Stored records
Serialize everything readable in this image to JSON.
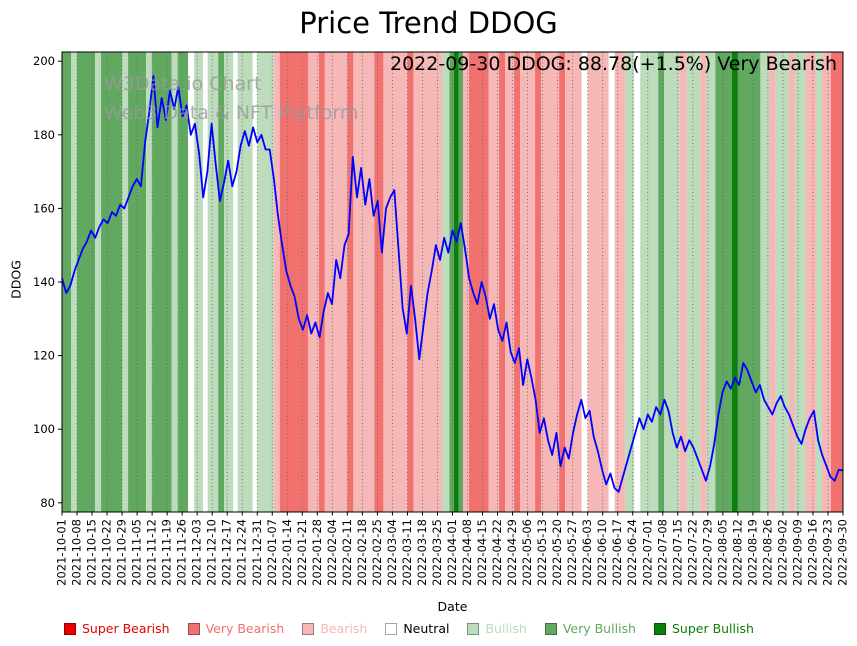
{
  "title": "Price Trend DDOG",
  "annotation": "2022-09-30 DDOG: 88.78(+1.5%) Very Bearish",
  "watermark": {
    "line1": "W3Data.io Chart",
    "line2": "Web3 Data & NFT Platform"
  },
  "chart_data": {
    "type": "line",
    "title": "Price Trend DDOG",
    "xlabel": "Date",
    "ylabel": "DDOG",
    "ylim": [
      77.5,
      202.5
    ],
    "yticks": [
      80,
      100,
      120,
      140,
      160,
      180,
      200
    ],
    "grid": "vertical-dotted",
    "legend_position": "bottom",
    "x_range_weeks": 52,
    "x_tick_labels": [
      "2021-10-01",
      "2021-10-08",
      "2021-10-15",
      "2021-10-22",
      "2021-10-29",
      "2021-11-05",
      "2021-11-12",
      "2021-11-19",
      "2021-11-26",
      "2021-12-03",
      "2021-12-10",
      "2021-12-17",
      "2021-12-24",
      "2021-12-31",
      "2022-01-07",
      "2022-01-14",
      "2022-01-21",
      "2022-01-28",
      "2022-02-04",
      "2022-02-11",
      "2022-02-18",
      "2022-02-25",
      "2022-03-04",
      "2022-03-11",
      "2022-03-18",
      "2022-03-25",
      "2022-04-01",
      "2022-04-08",
      "2022-04-15",
      "2022-04-22",
      "2022-04-29",
      "2022-05-06",
      "2022-05-13",
      "2022-05-20",
      "2022-05-27",
      "2022-06-03",
      "2022-06-10",
      "2022-06-17",
      "2022-06-24",
      "2022-07-01",
      "2022-07-08",
      "2022-07-15",
      "2022-07-22",
      "2022-07-29",
      "2022-08-05",
      "2022-08-12",
      "2022-08-19",
      "2022-08-26",
      "2022-09-02",
      "2022-09-09",
      "2022-09-16",
      "2022-09-23",
      "2022-09-30"
    ],
    "series": [
      {
        "name": "DDOG",
        "color": "#0000ff",
        "values": [
          141,
          137,
          139,
          143,
          146,
          149,
          151,
          154,
          152,
          155,
          157,
          156,
          159,
          158,
          161,
          160,
          163,
          166,
          168,
          166,
          178,
          186,
          196,
          182,
          190,
          184,
          192,
          187,
          193,
          185,
          188,
          180,
          183,
          175,
          163,
          170,
          183,
          172,
          162,
          167,
          173,
          166,
          170,
          177,
          181,
          177,
          182,
          178,
          180,
          176,
          176,
          168,
          158,
          150,
          143,
          139,
          136,
          130,
          127,
          131,
          126,
          129,
          125,
          132,
          137,
          134,
          146,
          141,
          150,
          153,
          174,
          163,
          171,
          161,
          168,
          158,
          162,
          148,
          160,
          163,
          165,
          149,
          133,
          126,
          139,
          130,
          119,
          128,
          137,
          143,
          150,
          146,
          152,
          148,
          154,
          151,
          156,
          149,
          141,
          137,
          134,
          140,
          136,
          130,
          134,
          127,
          124,
          129,
          121,
          118,
          122,
          112,
          119,
          114,
          108,
          99,
          103,
          97,
          93,
          99,
          90,
          95,
          92,
          99,
          104,
          108,
          103,
          105,
          98,
          94,
          89,
          85,
          88,
          84,
          83,
          87,
          91,
          95,
          99,
          103,
          100,
          104,
          102,
          106,
          104,
          108,
          105,
          99,
          95,
          98,
          94,
          97,
          95,
          92,
          89,
          86,
          90,
          96,
          104,
          110,
          113,
          111,
          114,
          112,
          118,
          116,
          113,
          110,
          112,
          108,
          106,
          104,
          107,
          109,
          106,
          104,
          101,
          98,
          96,
          100,
          103,
          105,
          97,
          93,
          90,
          87,
          86,
          89,
          88.78
        ]
      }
    ],
    "sentiment_colors": {
      "super_bearish": "#e60000",
      "very_bearish": "#f1716e",
      "bearish": "#f6b8b6",
      "neutral": "#ffffff",
      "bullish": "#bcdcbc",
      "very_bullish": "#61a861",
      "super_bullish": "#0a800a"
    },
    "sentiment_bands": [
      [
        0,
        0.6,
        "very_bullish"
      ],
      [
        0.6,
        1.0,
        "bullish"
      ],
      [
        1.0,
        2.2,
        "very_bullish"
      ],
      [
        2.2,
        2.6,
        "bullish"
      ],
      [
        2.6,
        4.0,
        "very_bullish"
      ],
      [
        4.0,
        4.4,
        "bullish"
      ],
      [
        4.4,
        5.6,
        "very_bullish"
      ],
      [
        5.6,
        6.0,
        "bullish"
      ],
      [
        6.0,
        7.3,
        "very_bullish"
      ],
      [
        7.3,
        7.7,
        "bullish"
      ],
      [
        7.7,
        8.4,
        "very_bullish"
      ],
      [
        8.4,
        8.8,
        "neutral"
      ],
      [
        8.8,
        9.4,
        "bullish"
      ],
      [
        9.4,
        9.7,
        "neutral"
      ],
      [
        9.7,
        10.4,
        "bullish"
      ],
      [
        10.4,
        10.8,
        "very_bullish"
      ],
      [
        10.8,
        11.4,
        "bullish"
      ],
      [
        11.4,
        11.7,
        "neutral"
      ],
      [
        11.7,
        12.7,
        "bullish"
      ],
      [
        12.7,
        13.0,
        "neutral"
      ],
      [
        13.0,
        14.1,
        "bullish"
      ],
      [
        14.1,
        14.5,
        "bearish"
      ],
      [
        14.5,
        16.4,
        "very_bearish"
      ],
      [
        16.4,
        17.1,
        "bearish"
      ],
      [
        17.1,
        17.5,
        "very_bearish"
      ],
      [
        17.5,
        19.0,
        "bearish"
      ],
      [
        19.0,
        19.4,
        "very_bearish"
      ],
      [
        19.4,
        20.8,
        "bearish"
      ],
      [
        20.8,
        21.4,
        "very_bearish"
      ],
      [
        21.4,
        23.0,
        "bearish"
      ],
      [
        23.0,
        23.4,
        "very_bearish"
      ],
      [
        23.4,
        25.3,
        "bearish"
      ],
      [
        25.3,
        25.8,
        "bullish"
      ],
      [
        25.8,
        26.1,
        "very_bullish"
      ],
      [
        26.1,
        26.4,
        "super_bullish"
      ],
      [
        26.4,
        26.7,
        "very_bullish"
      ],
      [
        26.7,
        27.1,
        "bearish"
      ],
      [
        27.1,
        28.4,
        "very_bearish"
      ],
      [
        28.4,
        29.1,
        "bearish"
      ],
      [
        29.1,
        29.5,
        "very_bearish"
      ],
      [
        29.5,
        30.1,
        "bearish"
      ],
      [
        30.1,
        30.5,
        "very_bearish"
      ],
      [
        30.5,
        31.5,
        "bearish"
      ],
      [
        31.5,
        31.9,
        "very_bearish"
      ],
      [
        31.9,
        33.1,
        "bearish"
      ],
      [
        33.1,
        33.5,
        "very_bearish"
      ],
      [
        33.5,
        34.6,
        "bearish"
      ],
      [
        34.6,
        35.0,
        "neutral"
      ],
      [
        35.0,
        36.4,
        "bearish"
      ],
      [
        36.4,
        36.8,
        "neutral"
      ],
      [
        36.8,
        37.5,
        "bearish"
      ],
      [
        37.5,
        38.1,
        "bullish"
      ],
      [
        38.1,
        38.5,
        "neutral"
      ],
      [
        38.5,
        39.7,
        "bullish"
      ],
      [
        39.7,
        40.1,
        "very_bullish"
      ],
      [
        40.1,
        41.1,
        "bullish"
      ],
      [
        41.1,
        41.6,
        "bearish"
      ],
      [
        41.6,
        42.5,
        "bullish"
      ],
      [
        42.5,
        42.9,
        "bearish"
      ],
      [
        42.9,
        43.5,
        "bullish"
      ],
      [
        43.5,
        44.6,
        "very_bullish"
      ],
      [
        44.6,
        45.0,
        "super_bullish"
      ],
      [
        45.0,
        46.5,
        "very_bullish"
      ],
      [
        46.5,
        47.1,
        "bullish"
      ],
      [
        47.1,
        47.5,
        "bearish"
      ],
      [
        47.5,
        48.4,
        "bullish"
      ],
      [
        48.4,
        48.8,
        "bearish"
      ],
      [
        48.8,
        49.5,
        "bullish"
      ],
      [
        49.5,
        50.2,
        "bearish"
      ],
      [
        50.2,
        50.6,
        "bullish"
      ],
      [
        50.6,
        51.2,
        "bearish"
      ],
      [
        51.2,
        52.0,
        "very_bearish"
      ]
    ]
  },
  "legend": {
    "items": [
      {
        "label": "Super Bearish",
        "color": "#e60000",
        "text_color": "#e60000"
      },
      {
        "label": "Very Bearish",
        "color": "#f1716e",
        "text_color": "#f1716e"
      },
      {
        "label": "Bearish",
        "color": "#f6b8b6",
        "text_color": "#f6b8b6"
      },
      {
        "label": "Neutral",
        "color": "#ffffff",
        "text_color": "#000000"
      },
      {
        "label": "Bullish",
        "color": "#bcdcbc",
        "text_color": "#bcdcbc"
      },
      {
        "label": "Very Bullish",
        "color": "#61a861",
        "text_color": "#61a861"
      },
      {
        "label": "Super Bullish",
        "color": "#0a800a",
        "text_color": "#0a800a"
      }
    ]
  }
}
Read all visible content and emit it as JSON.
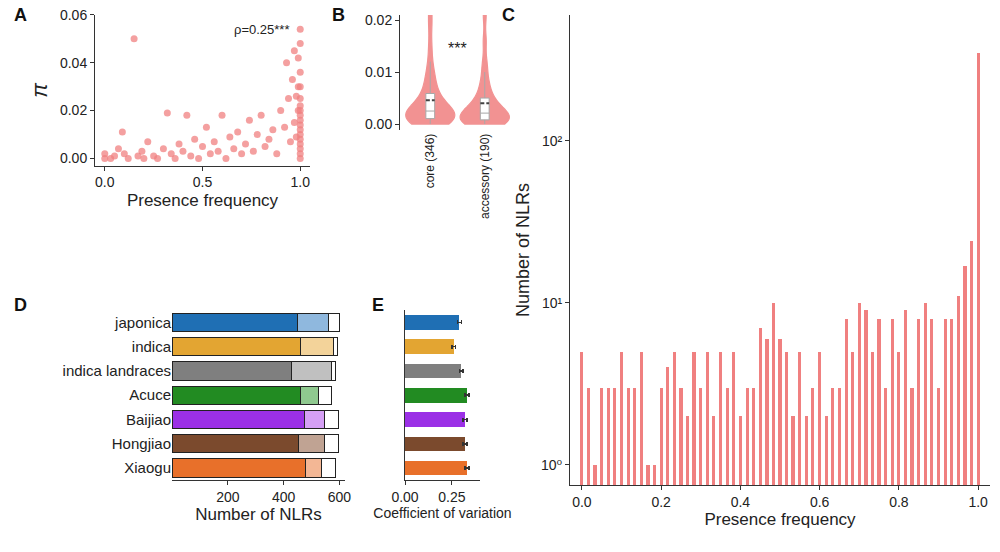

WHAT THE TASK REQUIRES
Gather every line from the entries above where the word "bcdcbc" appears, and copy them.

SOLUTION TO THIS PROBLEM
      "bullish": "#bcdcbc",
        "color": "#bcdcbc",
        "text_color": "#bcdcbc"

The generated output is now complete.